• [WHAT TO WORK ON]
Track down each line that has the word "xlabel" and copy it.

** START GIVEN RECORDS **

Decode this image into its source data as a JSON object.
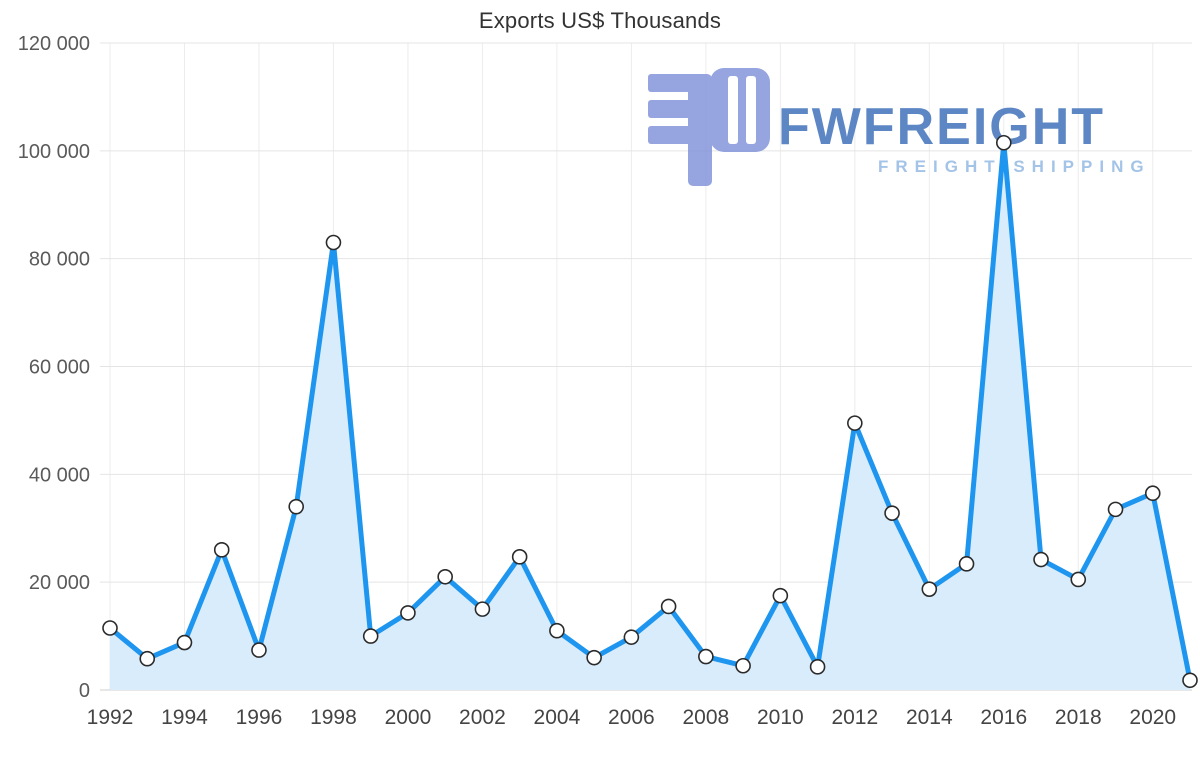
{
  "chart_data": {
    "type": "area",
    "title": "Exports US$ Thousands",
    "xlabel": "",
    "ylabel": "",
    "x": [
      1992,
      1993,
      1994,
      1995,
      1996,
      1997,
      1998,
      1999,
      2000,
      2001,
      2002,
      2003,
      2004,
      2005,
      2006,
      2007,
      2008,
      2009,
      2010,
      2011,
      2012,
      2013,
      2014,
      2015,
      2016,
      2017,
      2018,
      2019,
      2020,
      2021
    ],
    "values": [
      11500,
      5800,
      8800,
      26000,
      7400,
      34000,
      83000,
      10000,
      14300,
      21000,
      15000,
      24700,
      11000,
      6000,
      9800,
      15500,
      6200,
      4500,
      17500,
      4300,
      49500,
      32800,
      18700,
      23400,
      101500,
      24200,
      20500,
      33500,
      36500,
      1800
    ],
    "ylim": [
      0,
      120000
    ],
    "yticks": [
      0,
      20000,
      40000,
      60000,
      80000,
      100000,
      120000
    ],
    "ytick_labels": [
      "0",
      "20 000",
      "40 000",
      "60 000",
      "80 000",
      "100 000",
      "120 000"
    ],
    "xticks": [
      1992,
      1994,
      1996,
      1998,
      2000,
      2002,
      2004,
      2006,
      2008,
      2010,
      2012,
      2014,
      2016,
      2018,
      2020
    ],
    "xtick_labels": [
      "1992",
      "1994",
      "1996",
      "1998",
      "2000",
      "2002",
      "2004",
      "2006",
      "2008",
      "2010",
      "2012",
      "2014",
      "2016",
      "2018",
      "2020"
    ],
    "grid": true,
    "legend": "none",
    "colors": {
      "line": "#1e96f0",
      "fill": "#d9ecfb",
      "marker_fill": "#ffffff",
      "marker_stroke": "#2b2b2b",
      "grid": "#e4e4e4",
      "grid_vertical": "#ececec",
      "axis_line": "#cfcfcf",
      "x_text": "#444444",
      "y_text": "#5a5a5a",
      "title": "#333333"
    }
  },
  "watermark": {
    "brand": "FWFREIGHT",
    "tagline": "FREIGHT SHIPPING",
    "colors": {
      "mark": "#8092da",
      "brand_text": "#3a6db8",
      "tagline_text": "#8fb6e2"
    }
  }
}
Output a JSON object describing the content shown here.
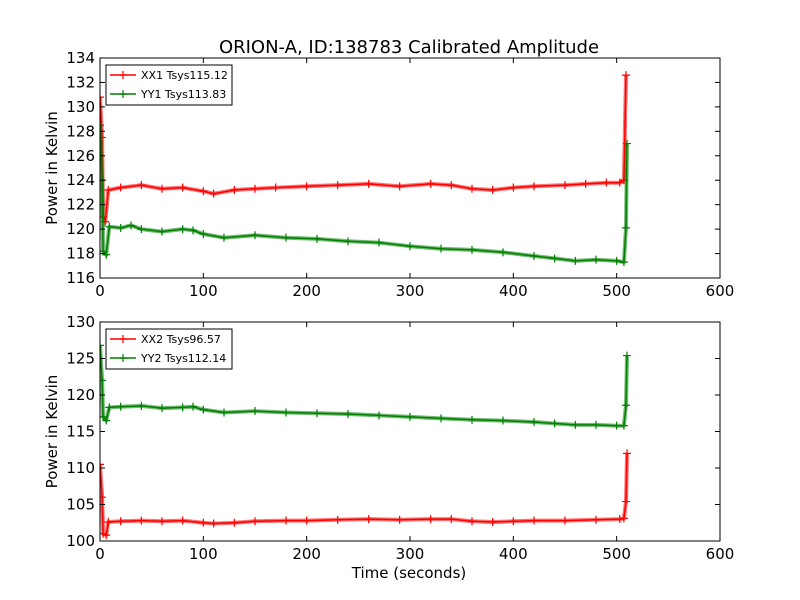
{
  "figure": {
    "title": "ORION-A, ID:138783 Calibrated Amplitude",
    "xlabel": "Time (seconds)"
  },
  "chart_data": [
    {
      "type": "line",
      "ylabel": "Power in Kelvin",
      "xlim": [
        0,
        600
      ],
      "ylim": [
        116,
        134
      ],
      "xticks": [
        0,
        100,
        200,
        300,
        400,
        500,
        600
      ],
      "yticks": [
        116,
        118,
        120,
        122,
        124,
        126,
        128,
        130,
        132,
        134
      ],
      "legend_placement": "top-left",
      "grid": false,
      "series": [
        {
          "name": "XX1 Tsys115.12",
          "color": "#ff0000",
          "points": [
            [
              0,
              130.8
            ],
            [
              2,
              127.5
            ],
            [
              3,
              121.0
            ],
            [
              5,
              120.6
            ],
            [
              8,
              123.2
            ],
            [
              20,
              123.4
            ],
            [
              40,
              123.6
            ],
            [
              60,
              123.3
            ],
            [
              80,
              123.4
            ],
            [
              100,
              123.1
            ],
            [
              110,
              122.9
            ],
            [
              130,
              123.2
            ],
            [
              150,
              123.3
            ],
            [
              170,
              123.4
            ],
            [
              200,
              123.5
            ],
            [
              230,
              123.6
            ],
            [
              260,
              123.7
            ],
            [
              290,
              123.5
            ],
            [
              320,
              123.7
            ],
            [
              340,
              123.6
            ],
            [
              360,
              123.3
            ],
            [
              380,
              123.2
            ],
            [
              400,
              123.4
            ],
            [
              420,
              123.5
            ],
            [
              450,
              123.6
            ],
            [
              470,
              123.7
            ],
            [
              490,
              123.8
            ],
            [
              503,
              123.8
            ],
            [
              507,
              124.0
            ],
            [
              509,
              132.6
            ]
          ]
        },
        {
          "name": "YY1 Tsys113.83",
          "color": "#008000",
          "points": [
            [
              0,
              128.5
            ],
            [
              2,
              124.0
            ],
            [
              3,
              118.2
            ],
            [
              6,
              117.9
            ],
            [
              9,
              120.2
            ],
            [
              20,
              120.1
            ],
            [
              30,
              120.3
            ],
            [
              40,
              120.0
            ],
            [
              60,
              119.8
            ],
            [
              80,
              120.0
            ],
            [
              90,
              119.9
            ],
            [
              100,
              119.6
            ],
            [
              120,
              119.3
            ],
            [
              150,
              119.5
            ],
            [
              180,
              119.3
            ],
            [
              210,
              119.2
            ],
            [
              240,
              119.0
            ],
            [
              270,
              118.9
            ],
            [
              300,
              118.6
            ],
            [
              330,
              118.4
            ],
            [
              360,
              118.3
            ],
            [
              390,
              118.1
            ],
            [
              420,
              117.8
            ],
            [
              440,
              117.6
            ],
            [
              460,
              117.4
            ],
            [
              480,
              117.5
            ],
            [
              500,
              117.4
            ],
            [
              507,
              117.3
            ],
            [
              509,
              120.1
            ],
            [
              510,
              127.0
            ]
          ]
        }
      ]
    },
    {
      "type": "line",
      "ylabel": "Power in Kelvin",
      "xlabel": "Time (seconds)",
      "xlim": [
        0,
        600
      ],
      "ylim": [
        100,
        130
      ],
      "xticks": [
        0,
        100,
        200,
        300,
        400,
        500,
        600
      ],
      "yticks": [
        100,
        105,
        110,
        115,
        120,
        125,
        130
      ],
      "legend_placement": "top-left",
      "grid": false,
      "series": [
        {
          "name": "XX2 Tsys96.57",
          "color": "#ff0000",
          "points": [
            [
              0,
              110.5
            ],
            [
              2,
              106.0
            ],
            [
              3,
              101.0
            ],
            [
              6,
              100.8
            ],
            [
              8,
              102.6
            ],
            [
              20,
              102.7
            ],
            [
              40,
              102.8
            ],
            [
              60,
              102.7
            ],
            [
              80,
              102.8
            ],
            [
              100,
              102.5
            ],
            [
              110,
              102.4
            ],
            [
              130,
              102.5
            ],
            [
              150,
              102.7
            ],
            [
              180,
              102.8
            ],
            [
              200,
              102.8
            ],
            [
              230,
              102.9
            ],
            [
              260,
              103.0
            ],
            [
              290,
              102.9
            ],
            [
              320,
              103.0
            ],
            [
              340,
              103.0
            ],
            [
              360,
              102.7
            ],
            [
              380,
              102.6
            ],
            [
              400,
              102.7
            ],
            [
              420,
              102.8
            ],
            [
              450,
              102.8
            ],
            [
              480,
              102.9
            ],
            [
              503,
              103.0
            ],
            [
              507,
              103.1
            ],
            [
              509,
              105.4
            ],
            [
              510,
              112.0
            ]
          ]
        },
        {
          "name": "YY2 Tsys112.14",
          "color": "#008000",
          "points": [
            [
              0,
              126.8
            ],
            [
              2,
              122.0
            ],
            [
              3,
              117.0
            ],
            [
              6,
              116.5
            ],
            [
              9,
              118.3
            ],
            [
              20,
              118.4
            ],
            [
              40,
              118.5
            ],
            [
              60,
              118.2
            ],
            [
              80,
              118.3
            ],
            [
              90,
              118.4
            ],
            [
              100,
              118.0
            ],
            [
              120,
              117.6
            ],
            [
              150,
              117.8
            ],
            [
              180,
              117.6
            ],
            [
              210,
              117.5
            ],
            [
              240,
              117.4
            ],
            [
              270,
              117.2
            ],
            [
              300,
              117.0
            ],
            [
              330,
              116.8
            ],
            [
              360,
              116.6
            ],
            [
              390,
              116.5
            ],
            [
              420,
              116.3
            ],
            [
              440,
              116.1
            ],
            [
              460,
              115.9
            ],
            [
              480,
              115.9
            ],
            [
              500,
              115.8
            ],
            [
              507,
              115.8
            ],
            [
              509,
              118.6
            ],
            [
              510,
              125.4
            ]
          ]
        }
      ]
    }
  ]
}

** END GIVEN RECORDS **

• [TASK RESULT]
    "xlabel": "",
    "xlabel": "Time (seconds)"
      "xlabel": "Time (seconds)",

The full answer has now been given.